Start EXCERPTED RECORDS

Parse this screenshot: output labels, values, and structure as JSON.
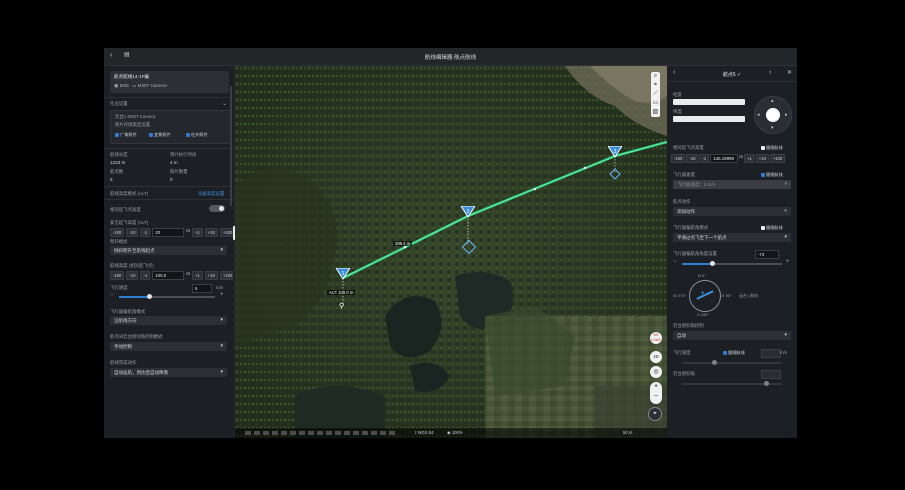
{
  "window": {
    "title": "航线编辑器-航点航线"
  },
  "left": {
    "route_name": "航点航线14-1F编",
    "drone": "M30",
    "camera": "M30T Camera",
    "section_title": "作业设置",
    "payload_label": "云台1 M30T Camera",
    "payload_sub": "照片存储类型设置",
    "photo_options": [
      "广角照片",
      "变焦照片",
      "红外照片"
    ],
    "stats": [
      {
        "label": "航线长度",
        "value": "1223 m"
      },
      {
        "label": "预计执行时间",
        "value": "4 m"
      },
      {
        "label": "航点数",
        "value": "5"
      },
      {
        "label": "照片数量",
        "value": "0"
      }
    ],
    "alt_mode_label": "航线高度模式 (ALT)",
    "alt_mode_link": "海拔高度设置",
    "follow_terrain_label": "相对起飞点高度",
    "safe_alt_label": "安全起飞高度 (ALT)",
    "safe_alt_buttons": [
      "-100",
      "-10",
      "-1",
      "+1",
      "+10",
      "+100"
    ],
    "safe_alt_value": "20",
    "safe_alt_unit": "m",
    "climb_mode_label": "爬升模式",
    "climb_mode_value": "倾斜爬升至航线起点",
    "route_alt_label": "航线高度 (相对起飞点)",
    "route_alt_buttons": [
      "-100",
      "-10",
      "-1",
      "+1",
      "+10",
      "+100"
    ],
    "route_alt_value": "100.0",
    "route_alt_unit": "m",
    "speed_label": "飞行速度",
    "speed_value": "5",
    "speed_unit": "m/s",
    "speed_fraction": 0.32,
    "heading_label": "飞行器偏航角模式",
    "heading_value": "沿航线方向",
    "turn_label": "航点间云台俯仰角控制模式",
    "turn_value": "手动控制",
    "finish_label": "航线完成动作",
    "finish_value": "自动返航，到达后自动降落"
  },
  "map": {
    "distance_label": "289.4 m",
    "alt_label": "ALT: 100.0 m",
    "waypoint_labels": [
      "1",
      "2",
      "3"
    ],
    "compass_badge": "NE LOAD",
    "view_2d": "2D",
    "scale": "50 m",
    "coords": "WGS 84",
    "zoom": "100%",
    "zoom_in": "+",
    "zoom_out": "−"
  },
  "right": {
    "title": "航点5 ✓",
    "lng_label": "经度",
    "lat_label": "纬度",
    "alt_label": "相对起飞点高度",
    "alt_link": "跟随航线",
    "alt_buttons": [
      "-100",
      "-10",
      "-1",
      "+1",
      "+10",
      "+100"
    ],
    "alt_value": "136.19999",
    "alt_unit": "m",
    "speed_type_label": "飞行器速度",
    "speed_type_link": "跟随航线",
    "speed_select": "飞行器速度：5 m/s",
    "action_label": "航点动作",
    "action_value": "添加动作",
    "turn_label": "飞行器偏航角模式",
    "turn_link": "跟随航线",
    "turn_value": "平滑过点飞至下一个航点",
    "yaw_label": "飞行器偏航角角度设置",
    "yaw_value": "-74",
    "yaw_fraction": 0.3,
    "compass_n": "N 0°",
    "compass_s": "S 180°",
    "compass_w": "W 270°",
    "compass_e": "E 90°",
    "compass_legend": "云台 | 航向",
    "gimbal_label": "云台俯仰角控制",
    "gimbal_value": "自动",
    "speed2_label": "飞行速度",
    "speed2_link": "跟随航线",
    "speed2_unit": "m/s",
    "pitch_label": "云台俯仰角"
  }
}
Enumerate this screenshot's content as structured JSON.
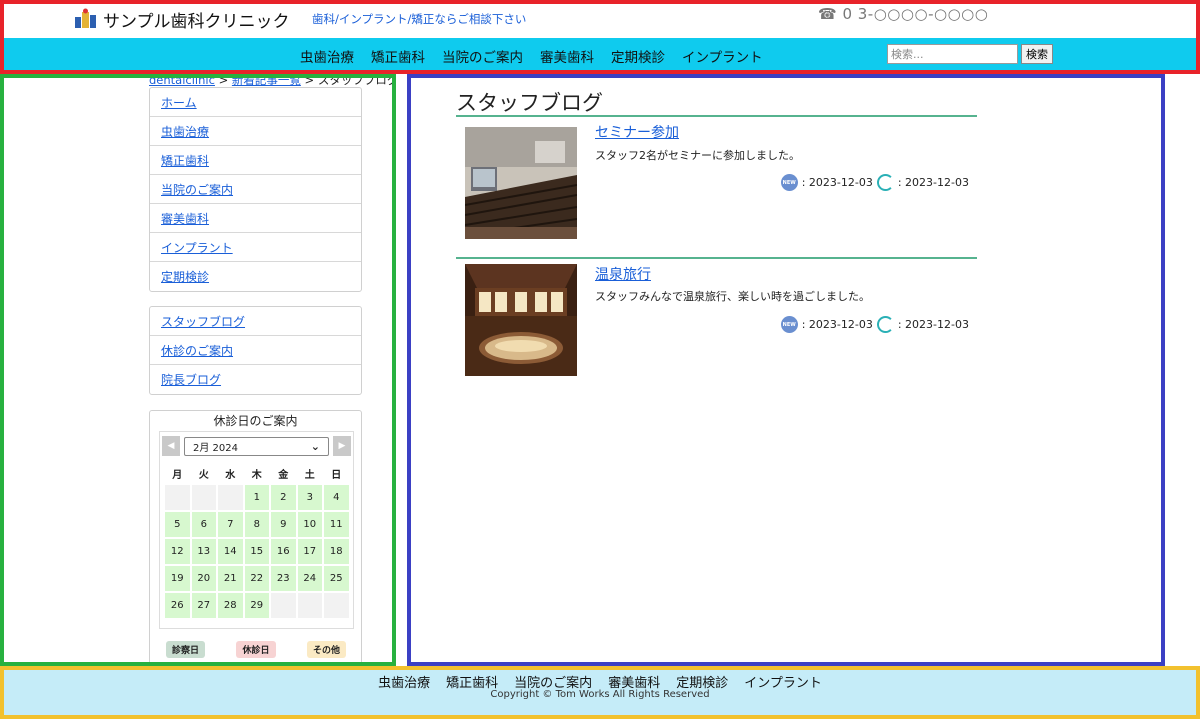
{
  "header": {
    "site_title": "サンプル歯科クリニック",
    "tagline": "歯科/インプラント/矯正ならご相談下さい",
    "phone": "☎ 0 3-○○○○-○○○○",
    "nav": [
      "虫歯治療",
      "矯正歯科",
      "当院のご案内",
      "審美歯科",
      "定期検診",
      "インプラント"
    ],
    "search": {
      "placeholder": "検索...",
      "button": "検索"
    }
  },
  "sidebar": {
    "breadcrumb": {
      "home": "dentalclinic",
      "sep1": " > ",
      "list": "新着記事一覧",
      "sep2": " > ",
      "current": "スタッフブログ"
    },
    "menu_main": [
      "ホーム",
      "虫歯治療",
      "矯正歯科",
      "当院のご案内",
      "審美歯科",
      "インプラント",
      "定期検診"
    ],
    "menu_sub": [
      "スタッフブログ",
      "休診のご案内",
      "院長ブログ"
    ],
    "calendar": {
      "title": "休診日のご案内",
      "month_label": "2月 2024",
      "weekdays": [
        "月",
        "火",
        "水",
        "木",
        "金",
        "土",
        "日"
      ],
      "leading_blanks": 3,
      "days": [
        "1",
        "2",
        "3",
        "4",
        "5",
        "6",
        "7",
        "8",
        "9",
        "10",
        "11",
        "12",
        "13",
        "14",
        "15",
        "16",
        "17",
        "18",
        "19",
        "20",
        "21",
        "22",
        "23",
        "24",
        "25",
        "26",
        "27",
        "28",
        "29"
      ],
      "trailing_blanks": 3,
      "legend": {
        "open": "診察日",
        "closed": "休診日",
        "other": "その他"
      }
    }
  },
  "main": {
    "page_title": "スタッフブログ",
    "posts": [
      {
        "title": "セミナー参加",
        "text": "スタッフ2名がセミナーに参加しました。",
        "posted": ": 2023-12-03",
        "updated": ": 2023-12-03",
        "new_label": "NEW"
      },
      {
        "title": "温泉旅行",
        "text": "スタッフみんなで温泉旅行、楽しい時を過ごしました。",
        "posted": ": 2023-12-03",
        "updated": ": 2023-12-03",
        "new_label": "NEW"
      }
    ]
  },
  "footer": {
    "nav": [
      "虫歯治療",
      "矯正歯科",
      "当院のご案内",
      "審美歯科",
      "定期検診",
      "インプラント"
    ],
    "copyright": "Copyright © Tom Works All Rights Reserved"
  },
  "colors": {
    "nav_bg": "#0fcbee",
    "footer_bg": "#c5ecf8",
    "accent_rule": "#56b38f",
    "link": "#1a5fd8"
  }
}
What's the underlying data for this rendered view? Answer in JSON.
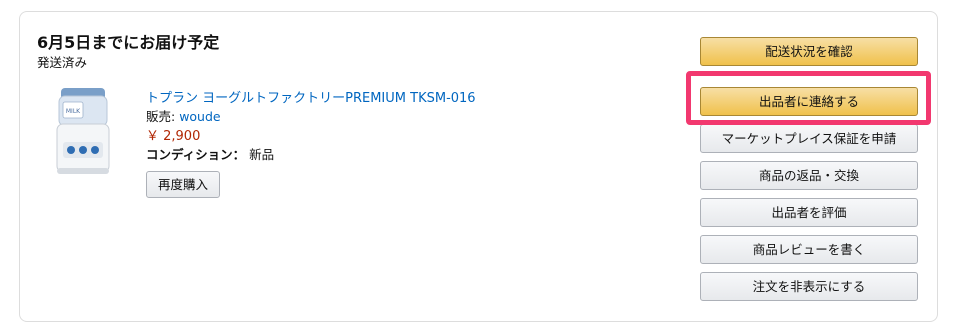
{
  "shipment": {
    "delivery_title": "6月5日までにお届け予定",
    "status": "発送済み"
  },
  "product": {
    "image_icon": "yogurt-maker-product-image",
    "image_label": "MILK",
    "title": "トプラン ヨーグルトファクトリーPREMIUM TKSM-016",
    "seller_prefix": "販売: ",
    "seller_name": "woude",
    "price": "￥ 2,900",
    "condition_label": "コンディション：",
    "condition_value": "新品",
    "buy_again_label": "再度購入"
  },
  "actions": {
    "track_package": "配送状況を確認",
    "contact_seller": "出品者に連絡する",
    "marketplace_guarantee": "マーケットプレイス保証を申請",
    "return_items": "商品の返品・交換",
    "rate_seller": "出品者を評価",
    "write_review": "商品レビューを書く",
    "hide_order": "注文を非表示にする"
  },
  "colors": {
    "link": "#0066c0",
    "price": "#b12704",
    "primary_button": "#f0c14b",
    "highlight": "#f2386f"
  }
}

End EXCERPTED RECORDS

Find all the lines containing "スタッフブログ" in the material, then copy them.

      "current": "スタッフブログ"
      "スタッフブログ",
    "page_title": "スタッフブログ",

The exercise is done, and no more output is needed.